EXTRACT PROVIDED »
>>>>
So now we know the marvelous courage and the full level of moral leadership of President Donald Trump: He’s brave enough to criticize Meryl Streep and Rosie O’Donnell by name, but he trembles before condemning those who would lynch black people and murder Jews by the millions.
How are you feeling now, all you folks who imagined Trump’s “birtherism” bunk about Barack Obama was just some passing political silliness?
And you voted for him anyway.
How are you feeling now, all you folks who wondered why Trump couldn’t bring himself to mention Jews on International Holocaust Remembrance Day?
And you kept supporting him anyway.
How are you feeling now, all you folks who watched your children pulled from Jewish community centers around the country – including here in Baltimore – during that run of bomb threats and vandalism last winter, which seemed to move this president not a bit?
How do you like this guy who can’t bring himself to criticize David Duke (or Vladimir Putin) but re-tweets garbage from anti-Semitic Twitter feeds? (Or have you already forgotten Hillary Clinton’s face atop a pile of cash, and beside a six-pointed star, during the campaign?)
So now we have that strutting gang of neo-Nazis and white supremacists down in Charlottesville, Va., over the weekend. They’re out there wearing their Trump hats. They’re chanting, “You won’t replace us.”
And they alternate this with, “Jews won’t replace us.”
And this president wants to suggest moral equivalency between these haters and those who stand up to them.
Instead he speaks of “hatred, bigotry and violence that’s on many sides.”
Really? On many sides? We used to call this kind of language giving aid and comfort to the enemy.
<<<<
REQUIRED TASK 1 » Reproduce the full commentary on President Trump and the Charlottesville march word for word.

Annotated element entries:
>>>>
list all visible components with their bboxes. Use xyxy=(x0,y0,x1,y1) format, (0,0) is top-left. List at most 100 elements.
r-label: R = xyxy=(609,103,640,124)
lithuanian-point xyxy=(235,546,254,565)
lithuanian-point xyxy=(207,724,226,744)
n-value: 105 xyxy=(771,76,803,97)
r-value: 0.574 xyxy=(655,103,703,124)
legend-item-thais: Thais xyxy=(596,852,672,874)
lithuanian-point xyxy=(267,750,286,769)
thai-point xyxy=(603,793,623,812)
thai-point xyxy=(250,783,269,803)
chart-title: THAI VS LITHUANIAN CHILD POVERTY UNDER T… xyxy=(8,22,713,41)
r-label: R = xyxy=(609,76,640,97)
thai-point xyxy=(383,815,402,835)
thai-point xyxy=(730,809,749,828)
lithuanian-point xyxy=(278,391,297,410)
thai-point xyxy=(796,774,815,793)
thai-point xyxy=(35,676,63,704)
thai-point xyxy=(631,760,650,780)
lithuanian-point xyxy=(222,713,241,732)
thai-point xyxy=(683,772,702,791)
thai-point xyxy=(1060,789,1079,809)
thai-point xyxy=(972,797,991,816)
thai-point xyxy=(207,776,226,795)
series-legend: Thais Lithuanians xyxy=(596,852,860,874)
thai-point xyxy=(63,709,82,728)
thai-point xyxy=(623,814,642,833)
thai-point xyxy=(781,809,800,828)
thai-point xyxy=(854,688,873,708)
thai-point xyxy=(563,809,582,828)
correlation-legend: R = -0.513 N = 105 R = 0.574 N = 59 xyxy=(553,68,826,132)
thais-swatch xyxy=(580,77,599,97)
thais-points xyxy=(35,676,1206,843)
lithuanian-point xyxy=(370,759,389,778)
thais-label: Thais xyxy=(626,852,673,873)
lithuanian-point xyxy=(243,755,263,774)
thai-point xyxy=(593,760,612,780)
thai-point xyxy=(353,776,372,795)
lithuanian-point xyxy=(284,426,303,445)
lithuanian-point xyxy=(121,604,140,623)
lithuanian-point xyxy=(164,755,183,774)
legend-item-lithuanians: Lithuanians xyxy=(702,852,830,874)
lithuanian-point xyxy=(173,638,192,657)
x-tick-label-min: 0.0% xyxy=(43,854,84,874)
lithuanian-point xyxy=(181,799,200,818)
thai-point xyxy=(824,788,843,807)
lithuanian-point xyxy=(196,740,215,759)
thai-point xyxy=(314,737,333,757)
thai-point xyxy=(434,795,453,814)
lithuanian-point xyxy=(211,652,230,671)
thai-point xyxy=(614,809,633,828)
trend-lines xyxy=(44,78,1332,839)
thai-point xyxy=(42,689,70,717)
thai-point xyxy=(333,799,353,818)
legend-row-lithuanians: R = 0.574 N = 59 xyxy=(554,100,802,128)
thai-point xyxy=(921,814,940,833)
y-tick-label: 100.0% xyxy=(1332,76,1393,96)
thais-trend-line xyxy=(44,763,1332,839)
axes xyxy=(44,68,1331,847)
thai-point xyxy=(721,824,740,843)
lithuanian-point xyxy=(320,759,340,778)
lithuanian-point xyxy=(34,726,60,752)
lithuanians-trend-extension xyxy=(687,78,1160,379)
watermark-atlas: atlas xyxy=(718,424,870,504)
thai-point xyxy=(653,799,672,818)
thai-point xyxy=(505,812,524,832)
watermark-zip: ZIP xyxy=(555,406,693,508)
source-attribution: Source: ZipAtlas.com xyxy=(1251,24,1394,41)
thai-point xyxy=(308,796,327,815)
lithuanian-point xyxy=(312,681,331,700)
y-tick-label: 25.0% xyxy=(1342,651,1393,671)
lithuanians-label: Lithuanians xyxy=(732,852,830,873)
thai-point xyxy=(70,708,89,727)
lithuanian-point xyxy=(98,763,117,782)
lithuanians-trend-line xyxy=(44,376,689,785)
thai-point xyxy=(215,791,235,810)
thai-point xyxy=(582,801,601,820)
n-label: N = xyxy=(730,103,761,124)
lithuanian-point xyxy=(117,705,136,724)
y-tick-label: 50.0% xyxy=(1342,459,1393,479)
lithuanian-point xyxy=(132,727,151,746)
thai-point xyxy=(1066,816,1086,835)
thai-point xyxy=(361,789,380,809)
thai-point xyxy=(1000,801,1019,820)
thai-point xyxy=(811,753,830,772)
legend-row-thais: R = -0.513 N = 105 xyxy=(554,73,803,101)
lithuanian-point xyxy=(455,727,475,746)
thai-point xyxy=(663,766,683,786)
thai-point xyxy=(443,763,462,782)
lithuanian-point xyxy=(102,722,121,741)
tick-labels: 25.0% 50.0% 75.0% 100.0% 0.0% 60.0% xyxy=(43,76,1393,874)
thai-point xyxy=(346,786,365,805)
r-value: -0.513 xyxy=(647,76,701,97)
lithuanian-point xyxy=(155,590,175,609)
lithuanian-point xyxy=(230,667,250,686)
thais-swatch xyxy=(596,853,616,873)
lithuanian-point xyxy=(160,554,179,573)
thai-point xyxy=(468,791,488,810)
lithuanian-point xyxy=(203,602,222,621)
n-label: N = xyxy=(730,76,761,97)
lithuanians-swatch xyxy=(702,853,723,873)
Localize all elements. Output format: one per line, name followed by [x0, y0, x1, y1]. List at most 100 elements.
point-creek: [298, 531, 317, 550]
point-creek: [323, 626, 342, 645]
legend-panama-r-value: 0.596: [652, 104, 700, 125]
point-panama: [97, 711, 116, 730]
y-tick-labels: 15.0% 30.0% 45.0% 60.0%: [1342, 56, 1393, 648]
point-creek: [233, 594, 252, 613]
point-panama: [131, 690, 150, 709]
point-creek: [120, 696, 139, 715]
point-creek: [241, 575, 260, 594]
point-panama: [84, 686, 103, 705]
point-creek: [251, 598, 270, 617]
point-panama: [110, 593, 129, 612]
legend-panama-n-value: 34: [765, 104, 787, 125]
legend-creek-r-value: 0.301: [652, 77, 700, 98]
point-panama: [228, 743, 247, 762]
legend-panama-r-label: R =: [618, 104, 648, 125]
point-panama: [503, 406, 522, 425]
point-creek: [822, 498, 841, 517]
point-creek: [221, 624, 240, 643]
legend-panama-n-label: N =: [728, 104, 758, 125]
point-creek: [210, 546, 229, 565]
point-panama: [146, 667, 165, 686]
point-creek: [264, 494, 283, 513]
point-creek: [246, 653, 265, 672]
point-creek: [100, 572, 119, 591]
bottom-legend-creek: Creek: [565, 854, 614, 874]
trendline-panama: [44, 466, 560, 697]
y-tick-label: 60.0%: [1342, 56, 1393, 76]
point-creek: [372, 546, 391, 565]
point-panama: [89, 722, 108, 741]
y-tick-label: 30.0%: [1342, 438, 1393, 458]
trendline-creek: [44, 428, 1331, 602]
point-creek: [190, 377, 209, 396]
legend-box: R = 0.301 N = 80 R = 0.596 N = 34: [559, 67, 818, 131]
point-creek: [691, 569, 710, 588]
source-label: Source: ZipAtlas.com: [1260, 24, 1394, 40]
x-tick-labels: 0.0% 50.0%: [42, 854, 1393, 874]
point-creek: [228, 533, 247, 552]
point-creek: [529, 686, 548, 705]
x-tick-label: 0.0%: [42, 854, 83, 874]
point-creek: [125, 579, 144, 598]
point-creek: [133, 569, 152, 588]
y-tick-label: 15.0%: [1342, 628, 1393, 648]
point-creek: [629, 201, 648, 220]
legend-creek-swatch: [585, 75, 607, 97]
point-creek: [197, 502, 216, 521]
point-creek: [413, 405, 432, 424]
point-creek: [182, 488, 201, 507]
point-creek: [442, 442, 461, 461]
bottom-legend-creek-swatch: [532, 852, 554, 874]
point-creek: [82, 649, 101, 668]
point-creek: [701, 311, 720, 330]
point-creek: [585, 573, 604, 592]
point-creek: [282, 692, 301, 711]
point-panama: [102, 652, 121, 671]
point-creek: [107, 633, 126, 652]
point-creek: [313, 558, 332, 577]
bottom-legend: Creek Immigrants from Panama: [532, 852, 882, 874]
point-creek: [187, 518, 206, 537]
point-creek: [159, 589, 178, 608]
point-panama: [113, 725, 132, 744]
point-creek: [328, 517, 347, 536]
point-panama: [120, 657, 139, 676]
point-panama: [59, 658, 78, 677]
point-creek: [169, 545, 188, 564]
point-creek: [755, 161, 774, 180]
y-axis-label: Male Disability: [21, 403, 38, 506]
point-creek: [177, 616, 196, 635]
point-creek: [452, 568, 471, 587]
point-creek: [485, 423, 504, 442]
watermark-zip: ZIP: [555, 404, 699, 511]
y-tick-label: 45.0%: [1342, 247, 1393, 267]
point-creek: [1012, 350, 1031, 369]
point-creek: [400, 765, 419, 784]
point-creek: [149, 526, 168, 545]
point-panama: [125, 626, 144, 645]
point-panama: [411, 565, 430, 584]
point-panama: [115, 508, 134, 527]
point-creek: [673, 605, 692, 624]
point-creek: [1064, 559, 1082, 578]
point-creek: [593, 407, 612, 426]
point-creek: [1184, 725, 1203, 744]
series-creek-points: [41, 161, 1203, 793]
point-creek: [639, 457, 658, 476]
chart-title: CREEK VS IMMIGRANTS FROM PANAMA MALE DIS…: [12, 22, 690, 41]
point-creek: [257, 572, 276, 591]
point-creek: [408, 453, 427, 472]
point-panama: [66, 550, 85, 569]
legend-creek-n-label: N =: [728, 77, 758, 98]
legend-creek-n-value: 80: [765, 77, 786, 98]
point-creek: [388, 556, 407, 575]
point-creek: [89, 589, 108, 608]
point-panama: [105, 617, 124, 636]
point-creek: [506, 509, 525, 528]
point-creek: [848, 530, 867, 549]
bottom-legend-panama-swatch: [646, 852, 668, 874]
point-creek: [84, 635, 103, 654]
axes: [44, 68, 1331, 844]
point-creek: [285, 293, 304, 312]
<<<<
REQUIRED TASK 2 » In the listing, take the lines from its first line through the line containing "thai-point xyxy=(383,815,402,835)", both included, and substitute "lt-point" for every occurrence of "lithuanian-point", changing nothing else. Return only those lines.

WORKED ANSWER 1 »
So now we know the marvelous courage and the full level of moral leadership of President Donald Trump: He’s brave enough to criticize Meryl Streep and Rosie O’Donnell by name, but he trembles before condemning those who would lynch black people and murder Jews by the millions.
How are you feeling now, all you folks who imagined Trump’s “birtherism” bunk about Barack Obama was just some passing political silliness?
And you voted for him anyway.
How are you feeling now, all you folks who wondered why Trump couldn’t bring himself to mention Jews on International Holocaust Remembrance Day?
And you kept supporting him anyway.
How are you feeling now, all you folks who watched your children pulled from Jewish community centers around the country – including here in Baltimore – during that run of bomb threats and vandalism last winter, which seemed to move this president not a bit?
How do you like this guy who can’t bring himself to criticize David Duke (or Vladimir Putin) but re-tweets garbage from anti-Semitic Twitter feeds? (Or have you already forgotten Hillary Clinton’s face atop a pile of cash, and beside a six-pointed star, during the campaign?)
So now we have that strutting gang of neo-Nazis and white supremacists down in Charlottesville, Va., over the weekend. They’re out there wearing their Trump hats. They’re chanting, “You won’t replace us.”
And they alternate this with, “Jews won’t replace us.”
And this president wants to suggest moral equivalency between these haters and those who stand up to them.
Instead he speaks of “hatred, bigotry and violence that’s on many sides.”
Really? On many sides? We used to call this kind of language giving aid and comfort to the enemy.

WORKED ANSWER 2 »
list all visible components with their bboxes. Use xyxy=(x0,y0,x1,y1) format, (0,0) is top-left. List at most 100 elements.
r-label: R = xyxy=(609,103,640,124)
lt-point xyxy=(235,546,254,565)
lt-point xyxy=(207,724,226,744)
n-value: 105 xyxy=(771,76,803,97)
r-value: 0.574 xyxy=(655,103,703,124)
legend-item-thais: Thais xyxy=(596,852,672,874)
lt-point xyxy=(267,750,286,769)
thai-point xyxy=(603,793,623,812)
thai-point xyxy=(250,783,269,803)
chart-title: THAI VS LITHUANIAN CHILD POVERTY UNDER T… xyxy=(8,22,713,41)
r-label: R = xyxy=(609,76,640,97)
thai-point xyxy=(383,815,402,835)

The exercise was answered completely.